PROBLEM DESCRIPTION
Reproduce the records below, replacing every "card-divider" with "card-separator" and keeping everything else unchanged.

ENTRIES SUPPLIED
>> BEGIN
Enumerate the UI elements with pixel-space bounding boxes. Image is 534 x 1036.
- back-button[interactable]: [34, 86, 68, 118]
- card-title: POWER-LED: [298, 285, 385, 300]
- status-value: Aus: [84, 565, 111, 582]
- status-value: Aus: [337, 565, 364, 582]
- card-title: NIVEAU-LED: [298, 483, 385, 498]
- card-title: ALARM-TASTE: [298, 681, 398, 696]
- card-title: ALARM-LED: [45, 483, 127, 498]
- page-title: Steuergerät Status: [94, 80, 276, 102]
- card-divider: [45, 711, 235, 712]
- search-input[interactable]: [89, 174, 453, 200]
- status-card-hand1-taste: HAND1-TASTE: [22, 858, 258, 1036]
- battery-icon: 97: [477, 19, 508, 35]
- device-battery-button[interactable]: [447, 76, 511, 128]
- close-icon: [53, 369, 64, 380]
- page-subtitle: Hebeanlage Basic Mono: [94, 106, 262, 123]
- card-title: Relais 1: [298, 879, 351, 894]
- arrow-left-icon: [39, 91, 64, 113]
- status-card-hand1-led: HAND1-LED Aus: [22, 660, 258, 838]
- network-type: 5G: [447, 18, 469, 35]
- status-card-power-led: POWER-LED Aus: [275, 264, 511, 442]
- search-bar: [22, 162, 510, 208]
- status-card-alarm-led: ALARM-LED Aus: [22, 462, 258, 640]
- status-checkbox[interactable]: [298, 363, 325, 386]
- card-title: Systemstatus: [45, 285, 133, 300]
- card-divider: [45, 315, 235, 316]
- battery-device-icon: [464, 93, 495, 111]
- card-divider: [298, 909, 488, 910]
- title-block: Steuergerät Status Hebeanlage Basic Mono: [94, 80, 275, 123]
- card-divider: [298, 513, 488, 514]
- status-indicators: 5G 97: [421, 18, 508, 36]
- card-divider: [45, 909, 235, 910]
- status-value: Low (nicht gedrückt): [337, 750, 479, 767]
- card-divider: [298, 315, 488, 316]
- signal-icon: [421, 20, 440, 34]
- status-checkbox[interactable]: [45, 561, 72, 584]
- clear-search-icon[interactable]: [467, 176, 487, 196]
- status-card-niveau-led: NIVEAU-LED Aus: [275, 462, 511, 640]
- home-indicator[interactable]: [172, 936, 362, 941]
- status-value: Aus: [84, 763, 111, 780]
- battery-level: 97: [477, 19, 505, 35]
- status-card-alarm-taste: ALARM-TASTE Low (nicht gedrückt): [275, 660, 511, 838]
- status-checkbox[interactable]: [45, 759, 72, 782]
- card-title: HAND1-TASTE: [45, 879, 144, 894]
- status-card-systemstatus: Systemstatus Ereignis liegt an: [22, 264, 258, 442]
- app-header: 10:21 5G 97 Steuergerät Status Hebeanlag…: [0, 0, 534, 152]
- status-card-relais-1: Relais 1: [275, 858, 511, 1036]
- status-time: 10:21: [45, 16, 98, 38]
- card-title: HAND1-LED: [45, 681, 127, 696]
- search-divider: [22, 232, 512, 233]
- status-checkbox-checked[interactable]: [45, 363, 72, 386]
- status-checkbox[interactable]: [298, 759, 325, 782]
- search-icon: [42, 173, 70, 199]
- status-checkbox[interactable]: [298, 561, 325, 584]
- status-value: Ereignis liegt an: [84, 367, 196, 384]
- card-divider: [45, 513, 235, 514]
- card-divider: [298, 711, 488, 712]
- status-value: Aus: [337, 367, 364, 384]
>> END
FULL SOLUTION
Enumerate the UI elements with pixel-space bounding boxes. Image is 534 x 1036.
- back-button[interactable]: [34, 86, 68, 118]
- card-title: POWER-LED: [298, 285, 385, 300]
- status-value: Aus: [84, 565, 111, 582]
- status-value: Aus: [337, 565, 364, 582]
- card-title: NIVEAU-LED: [298, 483, 385, 498]
- card-title: ALARM-TASTE: [298, 681, 398, 696]
- card-title: ALARM-LED: [45, 483, 127, 498]
- page-title: Steuergerät Status: [94, 80, 276, 102]
- card-separator: [45, 711, 235, 712]
- search-input[interactable]: [89, 174, 453, 200]
- status-card-hand1-taste: HAND1-TASTE: [22, 858, 258, 1036]
- battery-icon: 97: [477, 19, 508, 35]
- device-battery-button[interactable]: [447, 76, 511, 128]
- close-icon: [53, 369, 64, 380]
- page-subtitle: Hebeanlage Basic Mono: [94, 106, 262, 123]
- card-title: Relais 1: [298, 879, 351, 894]
- arrow-left-icon: [39, 91, 64, 113]
- status-card-hand1-led: HAND1-LED Aus: [22, 660, 258, 838]
- network-type: 5G: [447, 18, 469, 35]
- status-card-power-led: POWER-LED Aus: [275, 264, 511, 442]
- search-bar: [22, 162, 510, 208]
- status-card-alarm-led: ALARM-LED Aus: [22, 462, 258, 640]
- status-checkbox[interactable]: [298, 363, 325, 386]
- card-title: Systemstatus: [45, 285, 133, 300]
- card-separator: [45, 315, 235, 316]
- battery-device-icon: [464, 93, 495, 111]
- card-separator: [298, 909, 488, 910]
- title-block: Steuergerät Status Hebeanlage Basic Mono: [94, 80, 275, 123]
- card-separator: [298, 513, 488, 514]
- status-indicators: 5G 97: [421, 18, 508, 36]
- card-separator: [45, 909, 235, 910]
- status-value: Low (nicht gedrückt): [337, 750, 479, 767]
- card-separator: [298, 315, 488, 316]
- signal-icon: [421, 20, 440, 34]
- status-checkbox[interactable]: [45, 561, 72, 584]
- clear-search-icon[interactable]: [467, 176, 487, 196]
- status-card-niveau-led: NIVEAU-LED Aus: [275, 462, 511, 640]
- home-indicator[interactable]: [172, 936, 362, 941]
- status-value: Aus: [84, 763, 111, 780]
- battery-level: 97: [477, 19, 505, 35]
- status-card-alarm-taste: ALARM-TASTE Low (nicht gedrückt): [275, 660, 511, 838]
- status-checkbox[interactable]: [45, 759, 72, 782]
- card-title: HAND1-TASTE: [45, 879, 144, 894]
- status-card-systemstatus: Systemstatus Ereignis liegt an: [22, 264, 258, 442]
- app-header: 10:21 5G 97 Steuergerät Status Hebeanlag…: [0, 0, 534, 152]
- status-card-relais-1: Relais 1: [275, 858, 511, 1036]
- status-time: 10:21: [45, 16, 98, 38]
- card-title: HAND1-LED: [45, 681, 127, 696]
- search-divider: [22, 232, 512, 233]
- status-checkbox-checked[interactable]: [45, 363, 72, 386]
- status-checkbox[interactable]: [298, 759, 325, 782]
- search-icon: [42, 173, 70, 199]
- status-checkbox[interactable]: [298, 561, 325, 584]
- status-value: Ereignis liegt an: [84, 367, 196, 384]
- card-separator: [45, 513, 235, 514]
- card-separator: [298, 711, 488, 712]
- status-value: Aus: [337, 367, 364, 384]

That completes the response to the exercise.